▶ REQUIREMENTS
Every line that includes the word "resultat" is to be listed.

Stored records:

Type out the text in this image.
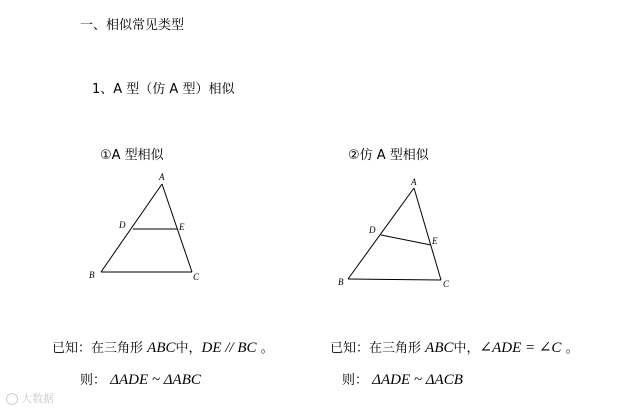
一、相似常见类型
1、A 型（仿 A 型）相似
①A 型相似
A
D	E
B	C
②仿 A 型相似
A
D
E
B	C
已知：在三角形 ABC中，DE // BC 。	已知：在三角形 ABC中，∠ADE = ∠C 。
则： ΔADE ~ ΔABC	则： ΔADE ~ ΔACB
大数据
==
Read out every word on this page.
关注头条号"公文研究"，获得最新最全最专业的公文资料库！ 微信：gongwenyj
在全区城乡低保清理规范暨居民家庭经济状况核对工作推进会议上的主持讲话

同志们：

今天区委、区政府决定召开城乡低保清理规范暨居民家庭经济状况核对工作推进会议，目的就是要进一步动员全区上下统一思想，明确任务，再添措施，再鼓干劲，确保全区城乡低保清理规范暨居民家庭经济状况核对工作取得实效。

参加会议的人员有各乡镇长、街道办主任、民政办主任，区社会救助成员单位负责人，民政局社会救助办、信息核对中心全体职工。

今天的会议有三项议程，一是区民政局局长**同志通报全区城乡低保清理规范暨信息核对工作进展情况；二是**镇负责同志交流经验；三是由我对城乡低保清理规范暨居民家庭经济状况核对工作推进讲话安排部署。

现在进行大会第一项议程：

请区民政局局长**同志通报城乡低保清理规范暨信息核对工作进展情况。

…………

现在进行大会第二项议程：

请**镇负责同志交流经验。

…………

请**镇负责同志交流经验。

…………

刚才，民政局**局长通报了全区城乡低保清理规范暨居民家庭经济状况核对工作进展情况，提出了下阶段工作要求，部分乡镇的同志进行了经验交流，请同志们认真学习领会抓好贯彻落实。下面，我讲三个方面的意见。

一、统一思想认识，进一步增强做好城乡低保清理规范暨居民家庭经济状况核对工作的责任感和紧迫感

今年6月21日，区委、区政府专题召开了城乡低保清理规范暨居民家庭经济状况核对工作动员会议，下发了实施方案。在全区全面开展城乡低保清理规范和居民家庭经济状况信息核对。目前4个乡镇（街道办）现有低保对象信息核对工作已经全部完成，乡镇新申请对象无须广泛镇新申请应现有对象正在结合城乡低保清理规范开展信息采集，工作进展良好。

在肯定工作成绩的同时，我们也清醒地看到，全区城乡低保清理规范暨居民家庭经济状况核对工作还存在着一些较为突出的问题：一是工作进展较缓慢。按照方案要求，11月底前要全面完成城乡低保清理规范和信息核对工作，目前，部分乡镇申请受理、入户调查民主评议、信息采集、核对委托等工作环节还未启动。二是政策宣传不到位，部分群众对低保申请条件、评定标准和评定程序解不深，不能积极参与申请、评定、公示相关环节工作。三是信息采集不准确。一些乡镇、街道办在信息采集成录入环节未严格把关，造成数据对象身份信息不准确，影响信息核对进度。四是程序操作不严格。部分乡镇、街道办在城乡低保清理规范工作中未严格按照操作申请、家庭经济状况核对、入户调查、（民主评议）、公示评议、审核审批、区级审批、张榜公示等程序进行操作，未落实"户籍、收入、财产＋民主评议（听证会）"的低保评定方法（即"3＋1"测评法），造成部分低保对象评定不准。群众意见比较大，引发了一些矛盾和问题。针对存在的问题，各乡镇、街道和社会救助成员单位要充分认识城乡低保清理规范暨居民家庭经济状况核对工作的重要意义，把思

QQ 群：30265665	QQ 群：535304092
---
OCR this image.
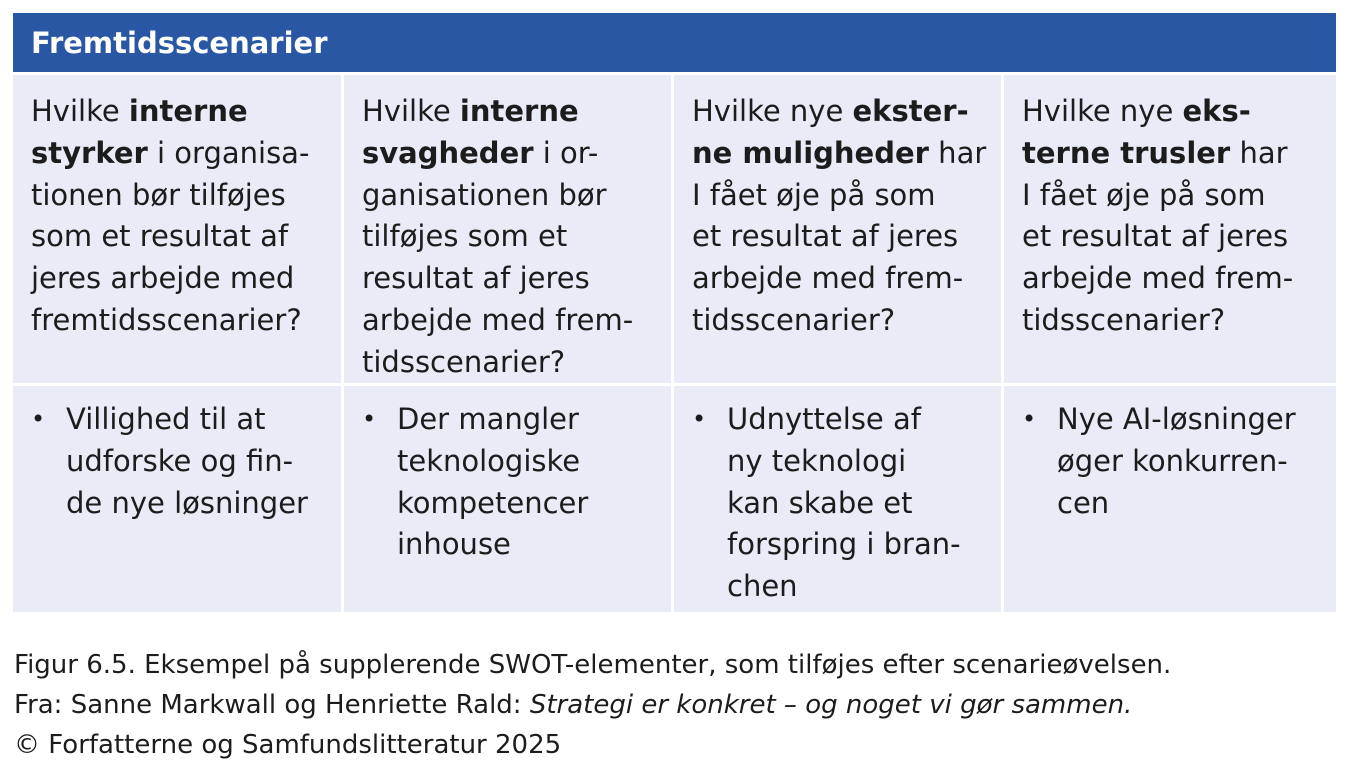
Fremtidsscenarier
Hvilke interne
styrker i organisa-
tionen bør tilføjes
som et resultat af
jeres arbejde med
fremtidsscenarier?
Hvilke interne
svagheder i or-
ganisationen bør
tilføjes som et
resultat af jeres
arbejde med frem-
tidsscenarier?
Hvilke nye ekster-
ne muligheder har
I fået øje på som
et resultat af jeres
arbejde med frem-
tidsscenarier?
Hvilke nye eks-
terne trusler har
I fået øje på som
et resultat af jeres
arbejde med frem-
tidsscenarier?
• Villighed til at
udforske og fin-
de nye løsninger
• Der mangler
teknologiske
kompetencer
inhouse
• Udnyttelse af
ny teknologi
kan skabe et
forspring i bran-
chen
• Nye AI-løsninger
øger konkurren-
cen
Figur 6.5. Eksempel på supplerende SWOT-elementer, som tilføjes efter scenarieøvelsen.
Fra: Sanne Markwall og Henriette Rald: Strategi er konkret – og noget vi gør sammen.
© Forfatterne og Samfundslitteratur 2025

▶ TASK OUTPUT
som et resultat af
resultat af jeres
et resultat af jeres
et resultat af jeres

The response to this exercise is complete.